# [THE PROBLEM]
Copy out every line of the data exactly.

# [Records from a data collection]
○ ○ ○ ○ ○ ○ ○

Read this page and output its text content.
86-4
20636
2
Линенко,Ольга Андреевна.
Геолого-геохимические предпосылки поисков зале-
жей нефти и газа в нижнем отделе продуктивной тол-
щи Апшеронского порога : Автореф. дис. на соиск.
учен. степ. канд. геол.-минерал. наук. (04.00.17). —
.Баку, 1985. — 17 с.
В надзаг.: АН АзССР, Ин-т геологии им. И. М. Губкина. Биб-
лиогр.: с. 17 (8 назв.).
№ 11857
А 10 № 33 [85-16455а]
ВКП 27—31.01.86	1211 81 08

○ ○ ○ ○ ○ ○ ○

# [ANSWER TO THE EXERCISE]
Read this page and output its text content.
86-4
20636
2
Линенко,Ольга Андреевна.
Геолого-геохимические предпосылки поисков зале-
жей нефти и газа в нижнем отделе продуктивной тол-
щи Апшеронского порога : Автореф. дис. на соиск.
учен. степ. канд. геол.-минерал. наук. (04.00.17). —
.Баку, 1985. — 17 с.
В надзаг.: АН АзССР, Ин-т геологии им. И. М. Губкина. Биб-
лиогр.: с. 17 (8 назв.).
№ 11857
А 10 № 33 [85-16455а]
ВКП 27—31.01.86	1211 81 08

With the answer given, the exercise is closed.